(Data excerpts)

## Start

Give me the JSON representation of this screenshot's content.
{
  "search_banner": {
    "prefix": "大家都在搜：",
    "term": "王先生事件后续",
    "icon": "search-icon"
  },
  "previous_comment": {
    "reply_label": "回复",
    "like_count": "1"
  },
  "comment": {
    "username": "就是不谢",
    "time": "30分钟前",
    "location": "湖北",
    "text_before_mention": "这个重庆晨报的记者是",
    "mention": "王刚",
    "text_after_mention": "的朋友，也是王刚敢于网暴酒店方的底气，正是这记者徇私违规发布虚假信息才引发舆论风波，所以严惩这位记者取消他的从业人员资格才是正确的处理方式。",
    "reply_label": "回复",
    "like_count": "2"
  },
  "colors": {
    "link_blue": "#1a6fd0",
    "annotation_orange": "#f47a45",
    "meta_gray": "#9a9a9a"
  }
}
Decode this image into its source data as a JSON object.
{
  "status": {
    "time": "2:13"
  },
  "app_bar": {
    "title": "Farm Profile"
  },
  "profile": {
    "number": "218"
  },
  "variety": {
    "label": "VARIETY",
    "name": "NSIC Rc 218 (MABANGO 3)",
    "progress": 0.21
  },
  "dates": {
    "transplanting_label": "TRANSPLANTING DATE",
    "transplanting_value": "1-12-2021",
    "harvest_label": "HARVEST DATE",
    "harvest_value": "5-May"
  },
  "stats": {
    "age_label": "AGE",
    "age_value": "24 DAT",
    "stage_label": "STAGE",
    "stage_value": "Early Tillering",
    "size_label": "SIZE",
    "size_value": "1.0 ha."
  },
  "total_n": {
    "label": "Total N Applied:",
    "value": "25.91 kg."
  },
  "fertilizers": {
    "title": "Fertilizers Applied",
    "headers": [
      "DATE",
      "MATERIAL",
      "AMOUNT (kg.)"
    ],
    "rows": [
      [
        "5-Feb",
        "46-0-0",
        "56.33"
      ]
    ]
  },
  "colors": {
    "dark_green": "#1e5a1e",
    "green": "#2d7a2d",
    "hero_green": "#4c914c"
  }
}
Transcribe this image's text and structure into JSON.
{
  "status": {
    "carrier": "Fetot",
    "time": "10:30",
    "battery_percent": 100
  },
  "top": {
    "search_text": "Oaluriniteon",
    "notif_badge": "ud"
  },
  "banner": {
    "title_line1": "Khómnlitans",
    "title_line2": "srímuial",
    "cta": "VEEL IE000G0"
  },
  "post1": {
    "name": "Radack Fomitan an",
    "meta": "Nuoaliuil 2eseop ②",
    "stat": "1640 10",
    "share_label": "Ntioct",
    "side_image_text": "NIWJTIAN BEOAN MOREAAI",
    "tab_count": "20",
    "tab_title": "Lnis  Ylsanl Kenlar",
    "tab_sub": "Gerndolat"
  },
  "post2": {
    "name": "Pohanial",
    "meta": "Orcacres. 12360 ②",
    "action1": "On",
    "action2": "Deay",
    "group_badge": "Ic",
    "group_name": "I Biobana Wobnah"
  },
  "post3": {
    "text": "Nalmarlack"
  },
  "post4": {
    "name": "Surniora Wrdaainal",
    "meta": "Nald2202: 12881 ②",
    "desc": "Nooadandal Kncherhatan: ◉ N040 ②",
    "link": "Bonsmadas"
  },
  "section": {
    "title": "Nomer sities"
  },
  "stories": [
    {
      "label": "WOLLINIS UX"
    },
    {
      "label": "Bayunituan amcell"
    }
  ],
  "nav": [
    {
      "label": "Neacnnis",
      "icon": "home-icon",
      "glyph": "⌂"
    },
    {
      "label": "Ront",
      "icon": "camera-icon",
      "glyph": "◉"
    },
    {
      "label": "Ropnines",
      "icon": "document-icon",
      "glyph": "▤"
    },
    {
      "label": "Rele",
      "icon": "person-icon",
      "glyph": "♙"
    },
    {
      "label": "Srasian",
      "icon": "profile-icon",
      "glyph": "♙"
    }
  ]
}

## End

DIRECTIVE
The records above are to be repeated exactly, in their entirety.

FULL OUTPUT
Give me the JSON representation of this screenshot's content.
{
  "search_banner": {
    "prefix": "大家都在搜：",
    "term": "王先生事件后续",
    "icon": "search-icon"
  },
  "previous_comment": {
    "reply_label": "回复",
    "like_count": "1"
  },
  "comment": {
    "username": "就是不谢",
    "time": "30分钟前",
    "location": "湖北",
    "text_before_mention": "这个重庆晨报的记者是",
    "mention": "王刚",
    "text_after_mention": "的朋友，也是王刚敢于网暴酒店方的底气，正是这记者徇私违规发布虚假信息才引发舆论风波，所以严惩这位记者取消他的从业人员资格才是正确的处理方式。",
    "reply_label": "回复",
    "like_count": "2"
  },
  "colors": {
    "link_blue": "#1a6fd0",
    "annotation_orange": "#f47a45",
    "meta_gray": "#9a9a9a"
  }
}
Decode this image into its source data as a JSON object.
{
  "status": {
    "time": "2:13"
  },
  "app_bar": {
    "title": "Farm Profile"
  },
  "profile": {
    "number": "218"
  },
  "variety": {
    "label": "VARIETY",
    "name": "NSIC Rc 218 (MABANGO 3)",
    "progress": 0.21
  },
  "dates": {
    "transplanting_label": "TRANSPLANTING DATE",
    "transplanting_value": "1-12-2021",
    "harvest_label": "HARVEST DATE",
    "harvest_value": "5-May"
  },
  "stats": {
    "age_label": "AGE",
    "age_value": "24 DAT",
    "stage_label": "STAGE",
    "stage_value": "Early Tillering",
    "size_label": "SIZE",
    "size_value": "1.0 ha."
  },
  "total_n": {
    "label": "Total N Applied:",
    "value": "25.91 kg."
  },
  "fertilizers": {
    "title": "Fertilizers Applied",
    "headers": [
      "DATE",
      "MATERIAL",
      "AMOUNT (kg.)"
    ],
    "rows": [
      [
        "5-Feb",
        "46-0-0",
        "56.33"
      ]
    ]
  },
  "colors": {
    "dark_green": "#1e5a1e",
    "green": "#2d7a2d",
    "hero_green": "#4c914c"
  }
}
Transcribe this image's text and structure into JSON.
{
  "status": {
    "carrier": "Fetot",
    "time": "10:30",
    "battery_percent": 100
  },
  "top": {
    "search_text": "Oaluriniteon",
    "notif_badge": "ud"
  },
  "banner": {
    "title_line1": "Khómnlitans",
    "title_line2": "srímuial",
    "cta": "VEEL IE000G0"
  },
  "post1": {
    "name": "Radack Fomitan an",
    "meta": "Nuoaliuil 2eseop ②",
    "stat": "1640 10",
    "share_label": "Ntioct",
    "side_image_text": "NIWJTIAN BEOAN MOREAAI",
    "tab_count": "20",
    "tab_title": "Lnis  Ylsanl Kenlar",
    "tab_sub": "Gerndolat"
  },
  "post2": {
    "name": "Pohanial",
    "meta": "Orcacres. 12360 ②",
    "action1": "On",
    "action2": "Deay",
    "group_badge": "Ic",
    "group_name": "I Biobana Wobnah"
  },
  "post3": {
    "text": "Nalmarlack"
  },
  "post4": {
    "name": "Surniora Wrdaainal",
    "meta": "Nald2202: 12881 ②",
    "desc": "Nooadandal Kncherhatan: ◉ N040 ②",
    "link": "Bonsmadas"
  },
  "section": {
    "title": "Nomer sities"
  },
  "stories": [
    {
      "label": "WOLLINIS UX"
    },
    {
      "label": "Bayunituan amcell"
    }
  ],
  "nav": [
    {
      "label": "Neacnnis",
      "icon": "home-icon",
      "glyph": "⌂"
    },
    {
      "label": "Ront",
      "icon": "camera-icon",
      "glyph": "◉"
    },
    {
      "label": "Ropnines",
      "icon": "document-icon",
      "glyph": "▤"
    },
    {
      "label": "Rele",
      "icon": "person-icon",
      "glyph": "♙"
    },
    {
      "label": "Srasian",
      "icon": "profile-icon",
      "glyph": "♙"
    }
  ]
}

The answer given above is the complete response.